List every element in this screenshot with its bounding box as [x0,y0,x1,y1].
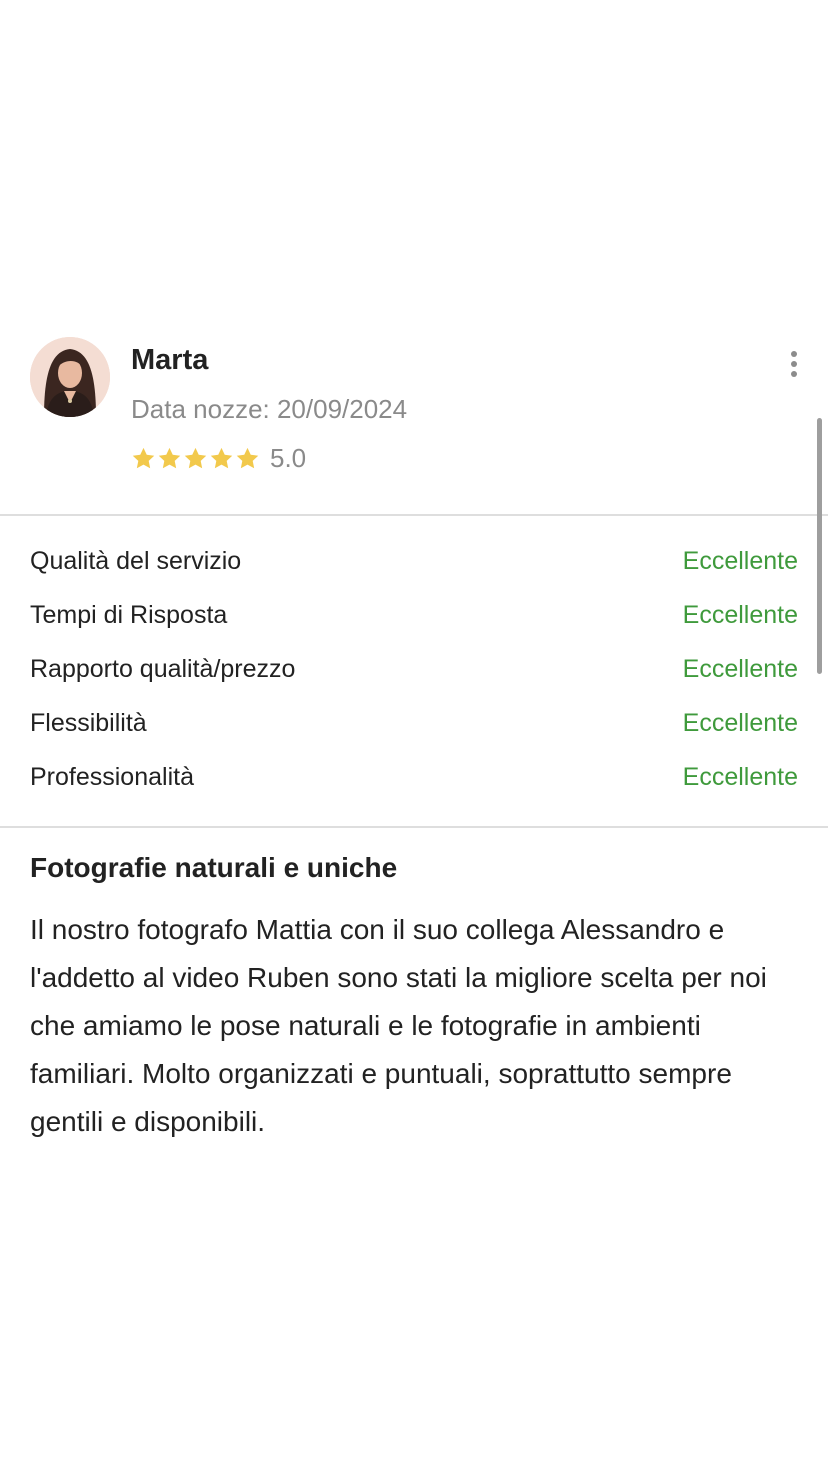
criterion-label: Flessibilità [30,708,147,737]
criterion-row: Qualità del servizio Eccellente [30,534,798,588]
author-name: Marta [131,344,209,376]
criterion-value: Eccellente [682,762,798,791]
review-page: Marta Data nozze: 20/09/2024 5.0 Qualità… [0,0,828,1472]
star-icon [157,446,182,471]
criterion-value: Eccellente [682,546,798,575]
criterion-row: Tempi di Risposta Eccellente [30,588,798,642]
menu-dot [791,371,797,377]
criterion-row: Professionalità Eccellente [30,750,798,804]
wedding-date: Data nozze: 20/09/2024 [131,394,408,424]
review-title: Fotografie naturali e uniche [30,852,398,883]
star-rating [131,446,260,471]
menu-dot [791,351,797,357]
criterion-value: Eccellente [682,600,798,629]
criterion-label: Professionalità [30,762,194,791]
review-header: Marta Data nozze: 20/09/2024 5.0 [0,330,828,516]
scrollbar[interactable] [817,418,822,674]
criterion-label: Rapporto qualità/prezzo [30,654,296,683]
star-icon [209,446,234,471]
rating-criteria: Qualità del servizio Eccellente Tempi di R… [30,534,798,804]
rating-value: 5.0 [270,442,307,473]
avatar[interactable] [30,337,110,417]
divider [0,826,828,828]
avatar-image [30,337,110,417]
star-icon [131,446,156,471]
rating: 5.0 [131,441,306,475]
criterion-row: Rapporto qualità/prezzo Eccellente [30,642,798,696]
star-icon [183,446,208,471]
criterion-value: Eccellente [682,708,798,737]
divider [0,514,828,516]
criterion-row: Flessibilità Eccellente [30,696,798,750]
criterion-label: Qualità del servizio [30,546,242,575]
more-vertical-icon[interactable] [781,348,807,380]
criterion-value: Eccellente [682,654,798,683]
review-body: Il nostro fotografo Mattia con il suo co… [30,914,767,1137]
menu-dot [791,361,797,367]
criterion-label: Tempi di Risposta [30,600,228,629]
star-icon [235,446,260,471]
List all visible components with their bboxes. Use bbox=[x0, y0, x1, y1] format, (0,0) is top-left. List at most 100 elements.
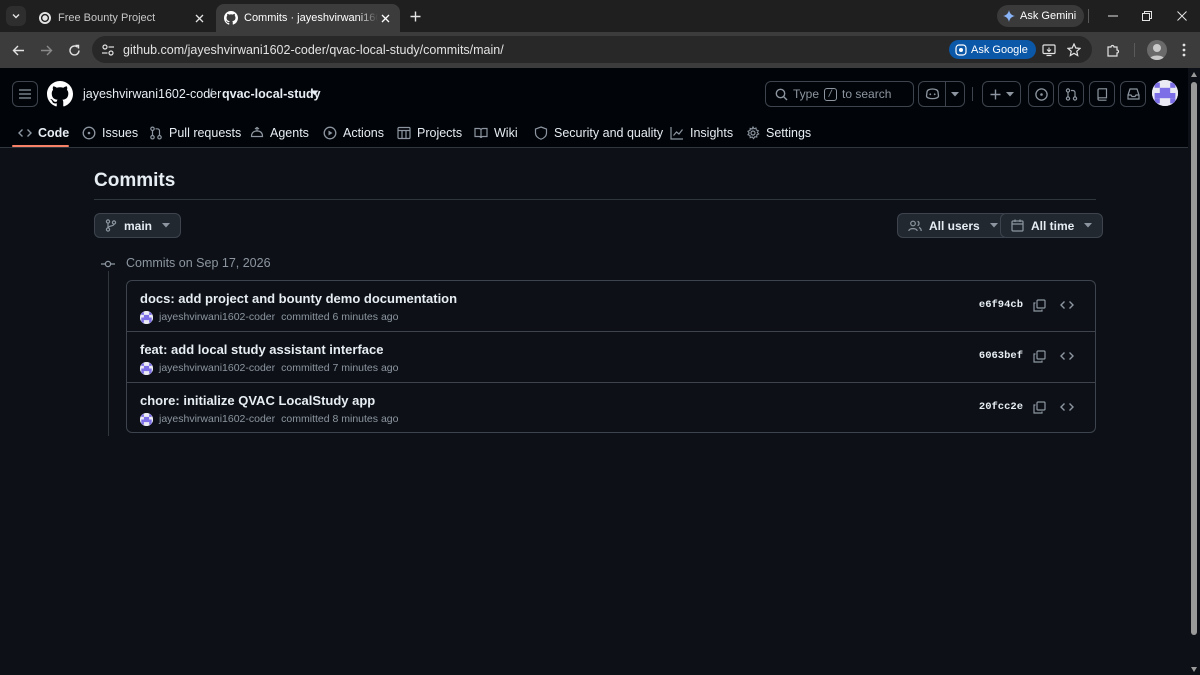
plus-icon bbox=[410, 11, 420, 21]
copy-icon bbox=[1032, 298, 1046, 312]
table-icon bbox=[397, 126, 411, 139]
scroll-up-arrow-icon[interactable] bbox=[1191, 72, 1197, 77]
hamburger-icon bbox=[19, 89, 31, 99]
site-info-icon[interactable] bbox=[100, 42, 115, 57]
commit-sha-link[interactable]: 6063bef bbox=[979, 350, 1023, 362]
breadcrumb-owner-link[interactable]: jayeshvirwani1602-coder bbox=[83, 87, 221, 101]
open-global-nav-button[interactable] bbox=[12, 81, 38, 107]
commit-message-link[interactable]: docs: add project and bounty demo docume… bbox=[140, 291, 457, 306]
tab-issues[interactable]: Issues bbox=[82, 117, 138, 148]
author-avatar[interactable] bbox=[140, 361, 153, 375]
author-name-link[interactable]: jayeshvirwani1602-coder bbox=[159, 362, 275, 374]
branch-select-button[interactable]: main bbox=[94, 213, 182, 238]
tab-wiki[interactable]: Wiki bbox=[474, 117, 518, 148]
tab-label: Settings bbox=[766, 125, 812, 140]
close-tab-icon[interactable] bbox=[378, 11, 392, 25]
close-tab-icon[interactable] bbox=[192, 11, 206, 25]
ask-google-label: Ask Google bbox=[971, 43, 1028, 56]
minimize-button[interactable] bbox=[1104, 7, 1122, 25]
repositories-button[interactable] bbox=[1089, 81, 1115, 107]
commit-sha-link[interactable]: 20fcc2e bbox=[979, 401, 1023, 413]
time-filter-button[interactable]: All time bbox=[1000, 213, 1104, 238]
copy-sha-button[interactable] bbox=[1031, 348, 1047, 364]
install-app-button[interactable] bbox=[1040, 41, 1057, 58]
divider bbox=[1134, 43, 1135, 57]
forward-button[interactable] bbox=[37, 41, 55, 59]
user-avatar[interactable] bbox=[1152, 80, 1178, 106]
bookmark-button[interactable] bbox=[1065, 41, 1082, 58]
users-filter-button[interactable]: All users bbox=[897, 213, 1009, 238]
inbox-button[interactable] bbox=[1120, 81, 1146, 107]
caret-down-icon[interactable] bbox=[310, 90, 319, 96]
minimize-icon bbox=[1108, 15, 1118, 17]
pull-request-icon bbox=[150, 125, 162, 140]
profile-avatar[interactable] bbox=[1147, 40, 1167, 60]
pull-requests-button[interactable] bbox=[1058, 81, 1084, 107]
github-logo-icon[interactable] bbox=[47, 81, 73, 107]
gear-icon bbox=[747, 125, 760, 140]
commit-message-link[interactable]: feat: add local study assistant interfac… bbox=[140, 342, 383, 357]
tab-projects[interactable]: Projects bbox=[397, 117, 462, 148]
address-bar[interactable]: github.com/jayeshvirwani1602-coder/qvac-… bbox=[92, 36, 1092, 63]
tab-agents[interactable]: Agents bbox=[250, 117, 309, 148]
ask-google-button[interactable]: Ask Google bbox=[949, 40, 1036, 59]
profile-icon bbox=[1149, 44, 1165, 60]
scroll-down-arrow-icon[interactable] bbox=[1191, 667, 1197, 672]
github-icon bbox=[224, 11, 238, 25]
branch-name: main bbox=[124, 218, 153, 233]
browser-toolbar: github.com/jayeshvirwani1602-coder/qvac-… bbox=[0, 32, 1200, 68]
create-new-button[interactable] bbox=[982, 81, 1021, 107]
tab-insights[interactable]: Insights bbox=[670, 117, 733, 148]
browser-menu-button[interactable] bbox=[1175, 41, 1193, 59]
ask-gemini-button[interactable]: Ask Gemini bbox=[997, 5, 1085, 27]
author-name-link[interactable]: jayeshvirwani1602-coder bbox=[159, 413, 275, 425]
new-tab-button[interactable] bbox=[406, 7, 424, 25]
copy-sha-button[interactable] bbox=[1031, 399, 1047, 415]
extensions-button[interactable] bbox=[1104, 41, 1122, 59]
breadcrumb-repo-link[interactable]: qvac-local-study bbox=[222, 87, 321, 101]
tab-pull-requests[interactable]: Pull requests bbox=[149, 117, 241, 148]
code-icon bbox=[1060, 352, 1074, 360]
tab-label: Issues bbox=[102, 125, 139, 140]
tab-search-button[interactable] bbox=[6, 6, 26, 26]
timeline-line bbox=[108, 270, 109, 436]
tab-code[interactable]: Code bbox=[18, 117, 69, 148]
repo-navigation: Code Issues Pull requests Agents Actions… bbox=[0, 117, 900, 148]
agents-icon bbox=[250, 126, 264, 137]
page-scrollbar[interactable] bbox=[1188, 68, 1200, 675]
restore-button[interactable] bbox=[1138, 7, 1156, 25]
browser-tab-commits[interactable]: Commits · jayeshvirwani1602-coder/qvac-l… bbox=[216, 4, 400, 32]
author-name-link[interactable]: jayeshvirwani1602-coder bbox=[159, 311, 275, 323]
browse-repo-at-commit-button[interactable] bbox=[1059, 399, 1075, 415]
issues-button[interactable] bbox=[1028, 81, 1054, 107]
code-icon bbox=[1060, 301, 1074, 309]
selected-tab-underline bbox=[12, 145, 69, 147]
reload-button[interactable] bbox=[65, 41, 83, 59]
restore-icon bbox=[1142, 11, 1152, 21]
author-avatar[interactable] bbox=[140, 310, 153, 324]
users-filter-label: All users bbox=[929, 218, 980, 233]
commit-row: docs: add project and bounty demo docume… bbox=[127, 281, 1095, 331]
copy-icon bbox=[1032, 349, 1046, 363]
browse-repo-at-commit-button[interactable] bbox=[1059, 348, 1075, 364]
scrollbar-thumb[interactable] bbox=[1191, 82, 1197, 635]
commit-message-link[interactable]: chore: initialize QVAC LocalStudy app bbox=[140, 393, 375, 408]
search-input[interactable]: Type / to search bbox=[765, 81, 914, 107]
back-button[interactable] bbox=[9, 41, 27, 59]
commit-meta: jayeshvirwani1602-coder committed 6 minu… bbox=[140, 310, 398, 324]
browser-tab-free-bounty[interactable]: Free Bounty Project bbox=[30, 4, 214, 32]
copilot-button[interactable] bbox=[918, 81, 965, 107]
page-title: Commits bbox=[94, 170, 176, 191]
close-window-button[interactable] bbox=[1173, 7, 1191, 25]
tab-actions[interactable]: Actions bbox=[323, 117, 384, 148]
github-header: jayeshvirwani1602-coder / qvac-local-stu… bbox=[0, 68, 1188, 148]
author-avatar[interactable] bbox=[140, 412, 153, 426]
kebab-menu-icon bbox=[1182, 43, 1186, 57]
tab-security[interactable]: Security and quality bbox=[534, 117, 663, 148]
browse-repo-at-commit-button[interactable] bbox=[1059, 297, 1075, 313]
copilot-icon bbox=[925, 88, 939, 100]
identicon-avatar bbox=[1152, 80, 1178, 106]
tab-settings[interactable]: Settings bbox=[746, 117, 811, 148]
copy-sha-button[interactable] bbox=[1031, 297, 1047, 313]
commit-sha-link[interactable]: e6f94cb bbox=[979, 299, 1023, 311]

------------------------------------------------------------

* **Aim**
Substitute "commit-hash-link" for each "commit-sha-link" in the rows above, from the line with "plus-icon bbox=[410, 11, 420, 21]" to the line with "time-filter-button[interactable]: All time", and return only those lines with everything else unchanged.

* **Solved problem**
plus-icon bbox=[410, 11, 420, 21]
copy-icon bbox=[1032, 298, 1046, 312]
table-icon bbox=[397, 126, 411, 139]
scroll-up-arrow-icon[interactable] bbox=[1191, 72, 1197, 77]
hamburger-icon bbox=[19, 89, 31, 99]
site-info-icon[interactable] bbox=[100, 42, 115, 57]
commit-hash-link[interactable]: 6063bef bbox=[979, 350, 1023, 362]
breadcrumb-owner-link[interactable]: jayeshvirwani1602-coder bbox=[83, 87, 221, 101]
open-global-nav-button[interactable] bbox=[12, 81, 38, 107]
commit-message-link[interactable]: docs: add project and bounty demo docume… bbox=[140, 291, 457, 306]
tab-issues[interactable]: Issues bbox=[82, 117, 138, 148]
author-avatar[interactable] bbox=[140, 361, 153, 375]
author-name-link[interactable]: jayeshvirwani1602-coder bbox=[159, 362, 275, 374]
branch-select-button[interactable]: main bbox=[94, 213, 182, 238]
tab-wiki[interactable]: Wiki bbox=[474, 117, 518, 148]
tab-label: Settings bbox=[766, 125, 812, 140]
close-tab-icon[interactable] bbox=[378, 11, 392, 25]
close-tab-icon[interactable] bbox=[192, 11, 206, 25]
ask-google-label: Ask Google bbox=[971, 43, 1028, 56]
minimize-button[interactable] bbox=[1104, 7, 1122, 25]
repositories-button[interactable] bbox=[1089, 81, 1115, 107]
commit-hash-link[interactable]: 20fcc2e bbox=[979, 401, 1023, 413]
time-filter-button[interactable]: All time bbox=[1000, 213, 1104, 238]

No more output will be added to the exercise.